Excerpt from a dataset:
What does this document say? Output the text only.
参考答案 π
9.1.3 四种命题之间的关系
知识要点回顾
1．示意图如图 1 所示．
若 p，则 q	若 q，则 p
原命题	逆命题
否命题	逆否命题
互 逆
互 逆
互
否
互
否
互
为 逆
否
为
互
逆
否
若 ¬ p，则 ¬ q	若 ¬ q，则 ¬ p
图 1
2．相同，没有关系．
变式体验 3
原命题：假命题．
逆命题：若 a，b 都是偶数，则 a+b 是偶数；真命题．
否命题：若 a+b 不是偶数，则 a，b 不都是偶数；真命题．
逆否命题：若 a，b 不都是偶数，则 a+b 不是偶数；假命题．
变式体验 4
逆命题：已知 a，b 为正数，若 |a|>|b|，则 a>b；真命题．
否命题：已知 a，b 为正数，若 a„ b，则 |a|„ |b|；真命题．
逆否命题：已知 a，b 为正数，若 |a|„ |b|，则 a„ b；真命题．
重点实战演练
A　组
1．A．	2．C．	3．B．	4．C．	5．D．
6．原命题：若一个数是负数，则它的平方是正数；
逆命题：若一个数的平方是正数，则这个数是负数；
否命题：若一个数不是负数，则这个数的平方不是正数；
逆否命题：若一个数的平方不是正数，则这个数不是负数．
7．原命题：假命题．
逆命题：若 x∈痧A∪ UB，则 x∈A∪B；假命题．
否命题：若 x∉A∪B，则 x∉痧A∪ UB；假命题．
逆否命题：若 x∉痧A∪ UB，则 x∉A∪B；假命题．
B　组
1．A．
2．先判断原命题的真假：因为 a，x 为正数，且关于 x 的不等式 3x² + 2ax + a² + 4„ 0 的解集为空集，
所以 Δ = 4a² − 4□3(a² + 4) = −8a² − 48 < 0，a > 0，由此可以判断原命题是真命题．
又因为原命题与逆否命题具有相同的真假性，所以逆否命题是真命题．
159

— WHAT IS ASKED —
Quote all of the entries verbatim.

— SOLUTION FOR THIS PROBLEM —
What does this document say? Output the text only.
参考答案 π
9.1.3 四种命题之间的关系
知识要点回顾
1．示意图如图 1 所示．
若 p，则 q	若 q，则 p
原命题	逆命题
否命题	逆否命题
互 逆
互 逆
互
否
互
否
互
为 逆
否
为
互
逆
否
若 ¬ p，则 ¬ q	若 ¬ q，则 ¬ p
图 1
2．相同，没有关系．
变式体验 3
原命题：假命题．
逆命题：若 a，b 都是偶数，则 a+b 是偶数；真命题．
否命题：若 a+b 不是偶数，则 a，b 不都是偶数；真命题．
逆否命题：若 a，b 不都是偶数，则 a+b 不是偶数；假命题．
变式体验 4
逆命题：已知 a，b 为正数，若 |a|>|b|，则 a>b；真命题．
否命题：已知 a，b 为正数，若 a„ b，则 |a|„ |b|；真命题．
逆否命题：已知 a，b 为正数，若 |a|„ |b|，则 a„ b；真命题．
重点实战演练
A　组
1．A．	2．C．	3．B．	4．C．	5．D．
6．原命题：若一个数是负数，则它的平方是正数；
逆命题：若一个数的平方是正数，则这个数是负数；
否命题：若一个数不是负数，则这个数的平方不是正数；
逆否命题：若一个数的平方不是正数，则这个数不是负数．
7．原命题：假命题．
逆命题：若 x∈痧A∪ UB，则 x∈A∪B；假命题．
否命题：若 x∉A∪B，则 x∉痧A∪ UB；假命题．
逆否命题：若 x∉痧A∪ UB，则 x∉A∪B；假命题．
B　组
1．A．
2．先判断原命题的真假：因为 a，x 为正数，且关于 x 的不等式 3x² + 2ax + a² + 4„ 0 的解集为空集，
所以 Δ = 4a² − 4□3(a² + 4) = −8a² − 48 < 0，a > 0，由此可以判断原命题是真命题．
又因为原命题与逆否命题具有相同的真假性，所以逆否命题是真命题．
159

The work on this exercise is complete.